▶ Datos a procesar
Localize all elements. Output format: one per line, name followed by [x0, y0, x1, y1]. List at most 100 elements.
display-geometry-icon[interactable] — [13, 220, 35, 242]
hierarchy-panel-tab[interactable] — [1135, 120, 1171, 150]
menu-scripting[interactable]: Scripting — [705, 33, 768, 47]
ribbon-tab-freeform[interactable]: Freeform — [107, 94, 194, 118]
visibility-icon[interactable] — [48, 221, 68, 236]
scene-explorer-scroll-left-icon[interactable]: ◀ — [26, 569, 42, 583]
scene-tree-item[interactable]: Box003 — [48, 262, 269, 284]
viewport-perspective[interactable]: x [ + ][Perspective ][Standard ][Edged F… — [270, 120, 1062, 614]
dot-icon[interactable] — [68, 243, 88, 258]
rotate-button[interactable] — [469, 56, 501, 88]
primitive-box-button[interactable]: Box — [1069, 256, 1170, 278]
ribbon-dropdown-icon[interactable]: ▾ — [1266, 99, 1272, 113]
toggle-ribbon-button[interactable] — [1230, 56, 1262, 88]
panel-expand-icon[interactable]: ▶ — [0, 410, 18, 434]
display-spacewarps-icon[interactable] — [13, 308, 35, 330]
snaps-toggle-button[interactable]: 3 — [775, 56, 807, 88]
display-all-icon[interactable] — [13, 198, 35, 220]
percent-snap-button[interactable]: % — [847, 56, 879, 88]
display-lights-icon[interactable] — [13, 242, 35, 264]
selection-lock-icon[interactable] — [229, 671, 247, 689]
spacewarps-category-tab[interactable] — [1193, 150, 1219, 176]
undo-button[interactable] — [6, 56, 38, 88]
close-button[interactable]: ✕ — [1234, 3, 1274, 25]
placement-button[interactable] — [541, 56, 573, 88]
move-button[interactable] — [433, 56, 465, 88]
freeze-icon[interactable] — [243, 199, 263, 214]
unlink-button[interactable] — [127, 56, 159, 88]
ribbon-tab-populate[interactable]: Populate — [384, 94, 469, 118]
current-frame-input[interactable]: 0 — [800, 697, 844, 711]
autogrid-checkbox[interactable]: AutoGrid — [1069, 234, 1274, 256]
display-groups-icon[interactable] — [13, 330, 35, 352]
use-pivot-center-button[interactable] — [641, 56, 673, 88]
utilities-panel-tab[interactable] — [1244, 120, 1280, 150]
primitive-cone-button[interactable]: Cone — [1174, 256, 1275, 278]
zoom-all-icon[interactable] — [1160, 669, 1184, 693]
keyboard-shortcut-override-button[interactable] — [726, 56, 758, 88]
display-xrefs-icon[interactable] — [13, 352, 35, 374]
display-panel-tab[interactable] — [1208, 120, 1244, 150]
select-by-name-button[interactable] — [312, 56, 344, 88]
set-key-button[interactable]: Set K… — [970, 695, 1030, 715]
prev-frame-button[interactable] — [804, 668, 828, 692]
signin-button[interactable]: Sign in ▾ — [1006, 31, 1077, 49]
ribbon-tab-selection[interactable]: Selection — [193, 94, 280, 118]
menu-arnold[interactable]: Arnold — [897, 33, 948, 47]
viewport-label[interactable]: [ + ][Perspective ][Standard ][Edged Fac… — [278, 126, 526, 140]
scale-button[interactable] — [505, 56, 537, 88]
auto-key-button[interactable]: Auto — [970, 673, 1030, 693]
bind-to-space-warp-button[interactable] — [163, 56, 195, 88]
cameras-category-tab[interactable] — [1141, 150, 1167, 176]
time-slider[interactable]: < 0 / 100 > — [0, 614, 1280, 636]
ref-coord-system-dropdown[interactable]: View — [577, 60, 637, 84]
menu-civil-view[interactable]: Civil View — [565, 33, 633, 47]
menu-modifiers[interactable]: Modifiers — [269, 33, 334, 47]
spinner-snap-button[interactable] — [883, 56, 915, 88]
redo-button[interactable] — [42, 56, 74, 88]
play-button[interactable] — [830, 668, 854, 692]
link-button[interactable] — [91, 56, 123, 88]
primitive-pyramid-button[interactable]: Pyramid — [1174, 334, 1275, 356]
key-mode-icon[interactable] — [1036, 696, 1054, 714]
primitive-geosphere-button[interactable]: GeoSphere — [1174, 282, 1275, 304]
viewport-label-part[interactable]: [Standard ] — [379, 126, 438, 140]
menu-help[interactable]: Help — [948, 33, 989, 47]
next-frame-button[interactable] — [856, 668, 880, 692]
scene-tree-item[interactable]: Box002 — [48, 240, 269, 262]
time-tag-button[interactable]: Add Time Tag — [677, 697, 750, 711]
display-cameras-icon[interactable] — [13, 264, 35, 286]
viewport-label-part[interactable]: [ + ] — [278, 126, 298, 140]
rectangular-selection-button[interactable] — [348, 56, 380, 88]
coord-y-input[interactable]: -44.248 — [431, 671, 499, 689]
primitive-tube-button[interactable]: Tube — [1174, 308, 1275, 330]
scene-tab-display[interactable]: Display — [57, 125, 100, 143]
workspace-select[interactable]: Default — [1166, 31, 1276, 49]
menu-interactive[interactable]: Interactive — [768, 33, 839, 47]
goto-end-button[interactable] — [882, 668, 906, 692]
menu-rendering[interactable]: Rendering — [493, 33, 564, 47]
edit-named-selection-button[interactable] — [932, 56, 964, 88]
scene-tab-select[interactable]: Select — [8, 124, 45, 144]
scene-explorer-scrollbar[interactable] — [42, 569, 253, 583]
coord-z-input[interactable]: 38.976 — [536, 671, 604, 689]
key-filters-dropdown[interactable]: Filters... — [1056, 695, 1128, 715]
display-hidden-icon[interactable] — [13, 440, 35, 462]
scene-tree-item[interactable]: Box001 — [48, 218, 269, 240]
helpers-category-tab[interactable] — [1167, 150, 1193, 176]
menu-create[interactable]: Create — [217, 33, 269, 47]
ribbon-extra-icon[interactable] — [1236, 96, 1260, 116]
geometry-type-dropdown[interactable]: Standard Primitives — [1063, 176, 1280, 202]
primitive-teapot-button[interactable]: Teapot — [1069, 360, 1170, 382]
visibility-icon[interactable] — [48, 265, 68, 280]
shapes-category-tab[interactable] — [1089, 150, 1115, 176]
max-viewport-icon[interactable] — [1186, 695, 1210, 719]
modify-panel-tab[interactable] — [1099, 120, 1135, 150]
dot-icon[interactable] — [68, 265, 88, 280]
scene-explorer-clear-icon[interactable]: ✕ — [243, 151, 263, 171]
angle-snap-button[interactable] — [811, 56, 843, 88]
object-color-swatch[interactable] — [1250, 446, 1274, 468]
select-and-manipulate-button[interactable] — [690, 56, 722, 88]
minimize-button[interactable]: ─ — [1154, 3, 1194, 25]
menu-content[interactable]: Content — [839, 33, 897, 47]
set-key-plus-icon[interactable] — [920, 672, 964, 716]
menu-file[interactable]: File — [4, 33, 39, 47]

▶ Tarea pendiente
Reproduce, por favor, el listado anterior completo, línea por línea y sin alterar ningún carácter.

▶ Respuesta correcta
Localize all elements. Output format: one per line, name followed by [x0, y0, x1, y1]. List at most 100 elements.
display-geometry-icon[interactable] — [13, 220, 35, 242]
hierarchy-panel-tab[interactable] — [1135, 120, 1171, 150]
menu-scripting[interactable]: Scripting — [705, 33, 768, 47]
ribbon-tab-freeform[interactable]: Freeform — [107, 94, 194, 118]
visibility-icon[interactable] — [48, 221, 68, 236]
scene-explorer-scroll-left-icon[interactable]: ◀ — [26, 569, 42, 583]
scene-tree-item[interactable]: Box003 — [48, 262, 269, 284]
viewport-perspective[interactable]: x [ + ][Perspective ][Standard ][Edged F… — [270, 120, 1062, 614]
dot-icon[interactable] — [68, 243, 88, 258]
rotate-button[interactable] — [469, 56, 501, 88]
primitive-box-button[interactable]: Box — [1069, 256, 1170, 278]
ribbon-dropdown-icon[interactable]: ▾ — [1266, 99, 1272, 113]
toggle-ribbon-button[interactable] — [1230, 56, 1262, 88]
panel-expand-icon[interactable]: ▶ — [0, 410, 18, 434]
display-spacewarps-icon[interactable] — [13, 308, 35, 330]
snaps-toggle-button[interactable]: 3 — [775, 56, 807, 88]
display-all-icon[interactable] — [13, 198, 35, 220]
percent-snap-button[interactable]: % — [847, 56, 879, 88]
display-lights-icon[interactable] — [13, 242, 35, 264]
selection-lock-icon[interactable] — [229, 671, 247, 689]
spacewarps-category-tab[interactable] — [1193, 150, 1219, 176]
undo-button[interactable] — [6, 56, 38, 88]
close-button[interactable]: ✕ — [1234, 3, 1274, 25]
placement-button[interactable] — [541, 56, 573, 88]
move-button[interactable] — [433, 56, 465, 88]
freeze-icon[interactable] — [243, 199, 263, 214]
unlink-button[interactable] — [127, 56, 159, 88]
ribbon-tab-populate[interactable]: Populate — [384, 94, 469, 118]
current-frame-input[interactable]: 0 — [800, 697, 844, 711]
autogrid-checkbox[interactable]: AutoGrid — [1069, 234, 1274, 256]
display-groups-icon[interactable] — [13, 330, 35, 352]
use-pivot-center-button[interactable] — [641, 56, 673, 88]
utilities-panel-tab[interactable] — [1244, 120, 1280, 150]
primitive-cone-button[interactable]: Cone — [1174, 256, 1275, 278]
zoom-all-icon[interactable] — [1160, 669, 1184, 693]
keyboard-shortcut-override-button[interactable] — [726, 56, 758, 88]
display-xrefs-icon[interactable] — [13, 352, 35, 374]
display-panel-tab[interactable] — [1208, 120, 1244, 150]
select-by-name-button[interactable] — [312, 56, 344, 88]
set-key-button[interactable]: Set K… — [970, 695, 1030, 715]
prev-frame-button[interactable] — [804, 668, 828, 692]
signin-button[interactable]: Sign in ▾ — [1006, 31, 1077, 49]
ribbon-tab-selection[interactable]: Selection — [193, 94, 280, 118]
menu-arnold[interactable]: Arnold — [897, 33, 948, 47]
viewport-label[interactable]: [ + ][Perspective ][Standard ][Edged Fac… — [278, 126, 526, 140]
scale-button[interactable] — [505, 56, 537, 88]
auto-key-button[interactable]: Auto — [970, 673, 1030, 693]
bind-to-space-warp-button[interactable] — [163, 56, 195, 88]
cameras-category-tab[interactable] — [1141, 150, 1167, 176]
time-slider[interactable]: < 0 / 100 > — [0, 614, 1280, 636]
ref-coord-system-dropdown[interactable]: View — [577, 60, 637, 84]
menu-civil-view[interactable]: Civil View — [565, 33, 633, 47]
menu-modifiers[interactable]: Modifiers — [269, 33, 334, 47]
spinner-snap-button[interactable] — [883, 56, 915, 88]
redo-button[interactable] — [42, 56, 74, 88]
play-button[interactable] — [830, 668, 854, 692]
link-button[interactable] — [91, 56, 123, 88]
primitive-pyramid-button[interactable]: Pyramid — [1174, 334, 1275, 356]
key-mode-icon[interactable] — [1036, 696, 1054, 714]
primitive-geosphere-button[interactable]: GeoSphere — [1174, 282, 1275, 304]
viewport-label-part[interactable]: [Standard ] — [379, 126, 438, 140]
menu-help[interactable]: Help — [948, 33, 989, 47]
next-frame-button[interactable] — [856, 668, 880, 692]
scene-tree-item[interactable]: Box002 — [48, 240, 269, 262]
time-tag-button[interactable]: Add Time Tag — [677, 697, 750, 711]
display-cameras-icon[interactable] — [13, 264, 35, 286]
viewport-label-part[interactable]: [ + ] — [278, 126, 298, 140]
rectangular-selection-button[interactable] — [348, 56, 380, 88]
coord-y-input[interactable]: -44.248 — [431, 671, 499, 689]
primitive-tube-button[interactable]: Tube — [1174, 308, 1275, 330]
scene-tab-display[interactable]: Display — [57, 125, 100, 143]
workspace-select[interactable]: Default — [1166, 31, 1276, 49]
menu-interactive[interactable]: Interactive — [768, 33, 839, 47]
goto-end-button[interactable] — [882, 668, 906, 692]
menu-rendering[interactable]: Rendering — [493, 33, 564, 47]
edit-named-selection-button[interactable] — [932, 56, 964, 88]
scene-tab-select[interactable]: Select — [8, 124, 45, 144]
scene-explorer-scrollbar[interactable] — [42, 569, 253, 583]
coord-z-input[interactable]: 38.976 — [536, 671, 604, 689]
key-filters-dropdown[interactable]: Filters... — [1056, 695, 1128, 715]
display-hidden-icon[interactable] — [13, 440, 35, 462]
scene-tree-item[interactable]: Box001 — [48, 218, 269, 240]
helpers-category-tab[interactable] — [1167, 150, 1193, 176]
menu-create[interactable]: Create — [217, 33, 269, 47]
ribbon-extra-icon[interactable] — [1236, 96, 1260, 116]
geometry-type-dropdown[interactable]: Standard Primitives — [1063, 176, 1280, 202]
primitive-teapot-button[interactable]: Teapot — [1069, 360, 1170, 382]
visibility-icon[interactable] — [48, 265, 68, 280]
shapes-category-tab[interactable] — [1089, 150, 1115, 176]
max-viewport-icon[interactable] — [1186, 695, 1210, 719]
modify-panel-tab[interactable] — [1099, 120, 1135, 150]
dot-icon[interactable] — [68, 265, 88, 280]
scene-explorer-clear-icon[interactable]: ✕ — [243, 151, 263, 171]
angle-snap-button[interactable] — [811, 56, 843, 88]
object-color-swatch[interactable] — [1250, 446, 1274, 468]
select-and-manipulate-button[interactable] — [690, 56, 722, 88]
minimize-button[interactable]: ─ — [1154, 3, 1194, 25]
menu-content[interactable]: Content — [839, 33, 897, 47]
set-key-plus-icon[interactable] — [920, 672, 964, 716]
menu-file[interactable]: File — [4, 33, 39, 47]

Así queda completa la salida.